— START OF SOURCE RECORDS —
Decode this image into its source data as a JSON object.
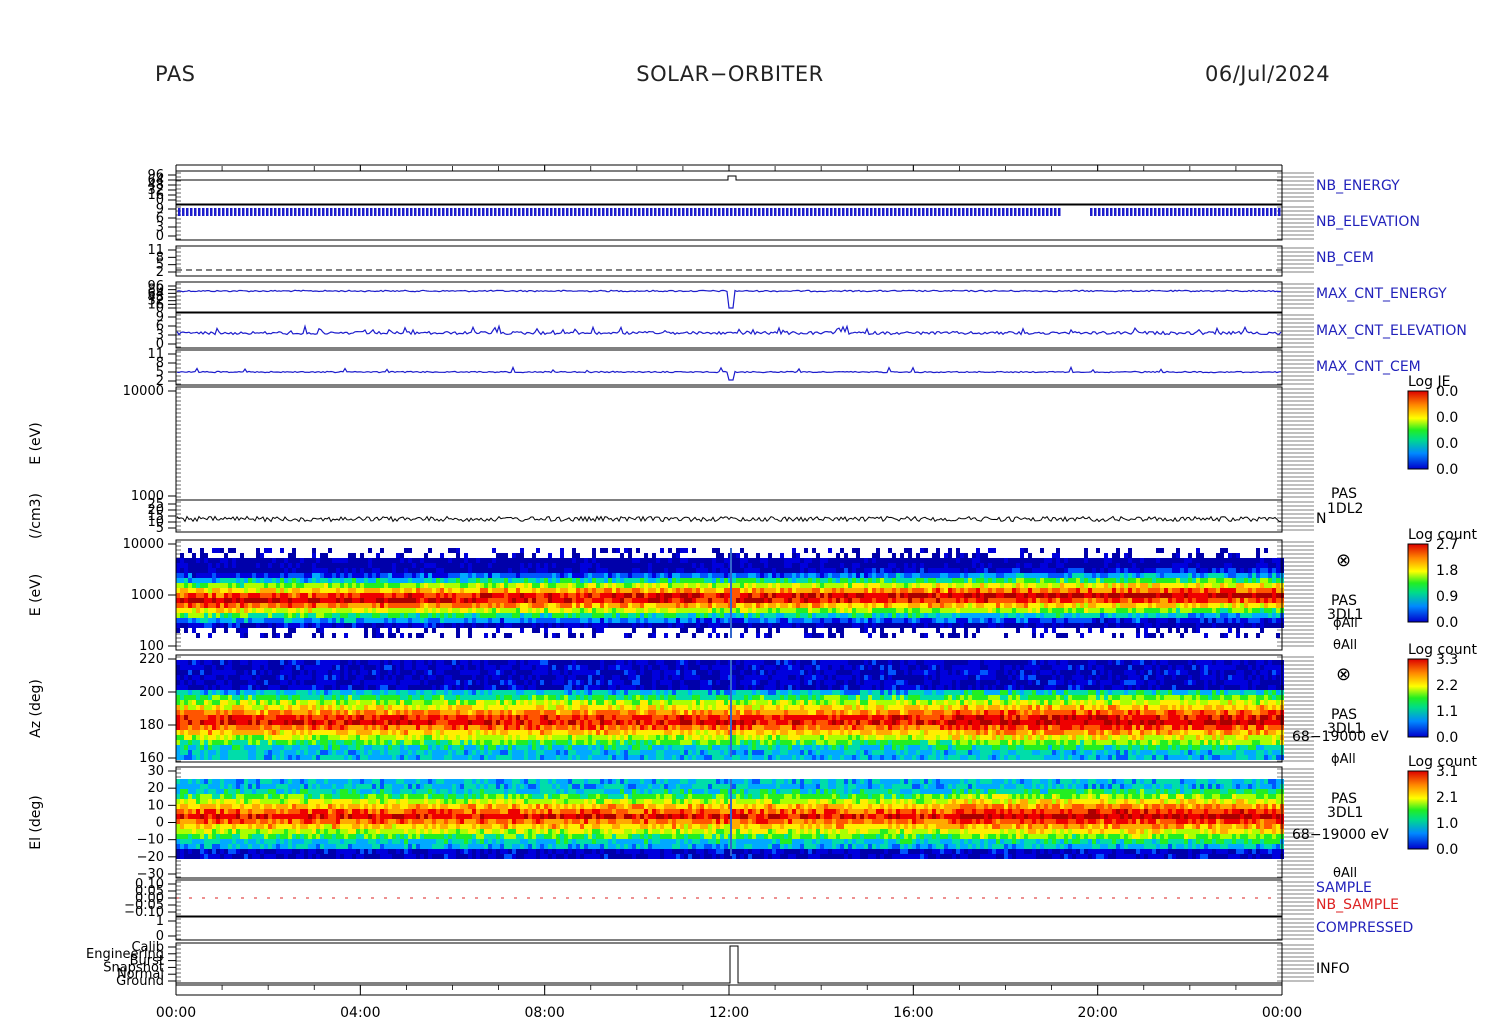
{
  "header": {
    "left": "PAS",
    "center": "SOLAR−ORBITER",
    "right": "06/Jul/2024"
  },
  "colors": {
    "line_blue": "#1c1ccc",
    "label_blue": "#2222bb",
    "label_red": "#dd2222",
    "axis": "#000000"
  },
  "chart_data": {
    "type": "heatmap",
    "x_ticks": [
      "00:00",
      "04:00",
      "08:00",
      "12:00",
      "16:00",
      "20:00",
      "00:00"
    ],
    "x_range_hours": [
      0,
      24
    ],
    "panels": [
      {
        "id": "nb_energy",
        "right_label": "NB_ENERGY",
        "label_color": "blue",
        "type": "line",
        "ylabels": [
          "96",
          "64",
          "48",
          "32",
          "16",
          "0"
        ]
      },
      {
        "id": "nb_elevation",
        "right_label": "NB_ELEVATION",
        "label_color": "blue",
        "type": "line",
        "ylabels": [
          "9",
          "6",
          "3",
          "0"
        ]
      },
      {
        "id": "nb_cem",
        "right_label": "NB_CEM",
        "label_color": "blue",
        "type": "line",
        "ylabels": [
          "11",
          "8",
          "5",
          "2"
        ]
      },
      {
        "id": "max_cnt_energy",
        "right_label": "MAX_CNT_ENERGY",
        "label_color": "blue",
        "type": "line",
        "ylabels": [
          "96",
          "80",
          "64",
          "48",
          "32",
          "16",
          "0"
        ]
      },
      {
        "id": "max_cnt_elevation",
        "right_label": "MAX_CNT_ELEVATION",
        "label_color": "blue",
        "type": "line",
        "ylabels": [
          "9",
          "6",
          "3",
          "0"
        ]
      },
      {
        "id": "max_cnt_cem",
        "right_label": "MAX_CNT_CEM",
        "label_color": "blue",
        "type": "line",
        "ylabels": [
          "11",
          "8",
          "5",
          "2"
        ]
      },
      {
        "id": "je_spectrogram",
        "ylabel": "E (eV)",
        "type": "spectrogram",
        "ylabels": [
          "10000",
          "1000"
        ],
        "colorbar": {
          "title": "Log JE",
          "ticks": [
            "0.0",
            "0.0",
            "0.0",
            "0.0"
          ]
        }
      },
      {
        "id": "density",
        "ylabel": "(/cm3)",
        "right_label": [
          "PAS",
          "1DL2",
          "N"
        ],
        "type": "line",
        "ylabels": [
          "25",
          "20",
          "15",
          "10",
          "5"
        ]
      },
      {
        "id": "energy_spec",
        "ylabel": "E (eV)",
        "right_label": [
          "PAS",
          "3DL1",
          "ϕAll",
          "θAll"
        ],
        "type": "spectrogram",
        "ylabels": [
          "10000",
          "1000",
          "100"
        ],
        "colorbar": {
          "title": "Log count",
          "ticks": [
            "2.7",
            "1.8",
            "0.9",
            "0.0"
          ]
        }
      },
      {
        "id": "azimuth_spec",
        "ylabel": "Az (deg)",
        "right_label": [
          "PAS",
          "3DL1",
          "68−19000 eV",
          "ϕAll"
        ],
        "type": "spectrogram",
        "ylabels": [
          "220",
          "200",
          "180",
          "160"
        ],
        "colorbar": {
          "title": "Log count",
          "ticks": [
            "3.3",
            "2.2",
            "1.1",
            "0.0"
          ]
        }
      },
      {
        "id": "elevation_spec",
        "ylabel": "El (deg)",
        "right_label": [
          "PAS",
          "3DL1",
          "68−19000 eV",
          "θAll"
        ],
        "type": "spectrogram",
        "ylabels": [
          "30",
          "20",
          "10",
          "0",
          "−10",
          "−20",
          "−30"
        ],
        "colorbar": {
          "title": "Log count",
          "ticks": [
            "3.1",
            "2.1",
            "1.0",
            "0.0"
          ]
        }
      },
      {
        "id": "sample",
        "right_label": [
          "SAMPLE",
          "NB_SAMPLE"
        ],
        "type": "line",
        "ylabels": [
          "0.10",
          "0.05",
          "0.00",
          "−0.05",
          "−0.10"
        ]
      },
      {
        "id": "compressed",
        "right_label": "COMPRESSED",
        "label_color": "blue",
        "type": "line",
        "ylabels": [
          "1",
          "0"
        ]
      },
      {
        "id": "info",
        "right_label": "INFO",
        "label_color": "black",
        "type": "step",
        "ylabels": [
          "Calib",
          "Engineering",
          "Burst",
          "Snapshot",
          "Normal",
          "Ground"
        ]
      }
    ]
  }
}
— END OF SOURCE RECORDS —
**SET TASK**:
Strip the images and reproduce the remaining records precisely.

**TASK ANSWER**:
Decode this image into its source data as a JSON object.
{
  "header": {
    "left": "PAS",
    "center": "SOLAR−ORBITER",
    "right": "06/Jul/2024"
  },
  "colors": {
    "line_blue": "#1c1ccc",
    "label_blue": "#2222bb",
    "label_red": "#dd2222",
    "axis": "#000000"
  },
  "chart_data": {
    "type": "heatmap",
    "x_ticks": [
      "00:00",
      "04:00",
      "08:00",
      "12:00",
      "16:00",
      "20:00",
      "00:00"
    ],
    "x_range_hours": [
      0,
      24
    ],
    "panels": [
      {
        "id": "nb_energy",
        "right_label": "NB_ENERGY",
        "label_color": "blue",
        "type": "line",
        "ylabels": [
          "96",
          "64",
          "48",
          "32",
          "16",
          "0"
        ]
      },
      {
        "id": "nb_elevation",
        "right_label": "NB_ELEVATION",
        "label_color": "blue",
        "type": "line",
        "ylabels": [
          "9",
          "6",
          "3",
          "0"
        ]
      },
      {
        "id": "nb_cem",
        "right_label": "NB_CEM",
        "label_color": "blue",
        "type": "line",
        "ylabels": [
          "11",
          "8",
          "5",
          "2"
        ]
      },
      {
        "id": "max_cnt_energy",
        "right_label": "MAX_CNT_ENERGY",
        "label_color": "blue",
        "type": "line",
        "ylabels": [
          "96",
          "80",
          "64",
          "48",
          "32",
          "16",
          "0"
        ]
      },
      {
        "id": "max_cnt_elevation",
        "right_label": "MAX_CNT_ELEVATION",
        "label_color": "blue",
        "type": "line",
        "ylabels": [
          "9",
          "6",
          "3",
          "0"
        ]
      },
      {
        "id": "max_cnt_cem",
        "right_label": "MAX_CNT_CEM",
        "label_color": "blue",
        "type": "line",
        "ylabels": [
          "11",
          "8",
          "5",
          "2"
        ]
      },
      {
        "id": "je_spectrogram",
        "ylabel": "E (eV)",
        "type": "spectrogram",
        "ylabels": [
          "10000",
          "1000"
        ],
        "colorbar": {
          "title": "Log JE",
          "ticks": [
            "0.0",
            "0.0",
            "0.0",
            "0.0"
          ]
        }
      },
      {
        "id": "density",
        "ylabel": "(/cm3)",
        "right_label": [
          "PAS",
          "1DL2",
          "N"
        ],
        "type": "line",
        "ylabels": [
          "25",
          "20",
          "15",
          "10",
          "5"
        ]
      },
      {
        "id": "energy_spec",
        "ylabel": "E (eV)",
        "right_label": [
          "PAS",
          "3DL1",
          "ϕAll",
          "θAll"
        ],
        "type": "spectrogram",
        "ylabels": [
          "10000",
          "1000",
          "100"
        ],
        "colorbar": {
          "title": "Log count",
          "ticks": [
            "2.7",
            "1.8",
            "0.9",
            "0.0"
          ]
        }
      },
      {
        "id": "azimuth_spec",
        "ylabel": "Az (deg)",
        "right_label": [
          "PAS",
          "3DL1",
          "68−19000 eV",
          "ϕAll"
        ],
        "type": "spectrogram",
        "ylabels": [
          "220",
          "200",
          "180",
          "160"
        ],
        "colorbar": {
          "title": "Log count",
          "ticks": [
            "3.3",
            "2.2",
            "1.1",
            "0.0"
          ]
        }
      },
      {
        "id": "elevation_spec",
        "ylabel": "El (deg)",
        "right_label": [
          "PAS",
          "3DL1",
          "68−19000 eV",
          "θAll"
        ],
        "type": "spectrogram",
        "ylabels": [
          "30",
          "20",
          "10",
          "0",
          "−10",
          "−20",
          "−30"
        ],
        "colorbar": {
          "title": "Log count",
          "ticks": [
            "3.1",
            "2.1",
            "1.0",
            "0.0"
          ]
        }
      },
      {
        "id": "sample",
        "right_label": [
          "SAMPLE",
          "NB_SAMPLE"
        ],
        "type": "line",
        "ylabels": [
          "0.10",
          "0.05",
          "0.00",
          "−0.05",
          "−0.10"
        ]
      },
      {
        "id": "compressed",
        "right_label": "COMPRESSED",
        "label_color": "blue",
        "type": "line",
        "ylabels": [
          "1",
          "0"
        ]
      },
      {
        "id": "info",
        "right_label": "INFO",
        "label_color": "black",
        "type": "step",
        "ylabels": [
          "Calib",
          "Engineering",
          "Burst",
          "Snapshot",
          "Normal",
          "Ground"
        ]
      }
    ]
  }
}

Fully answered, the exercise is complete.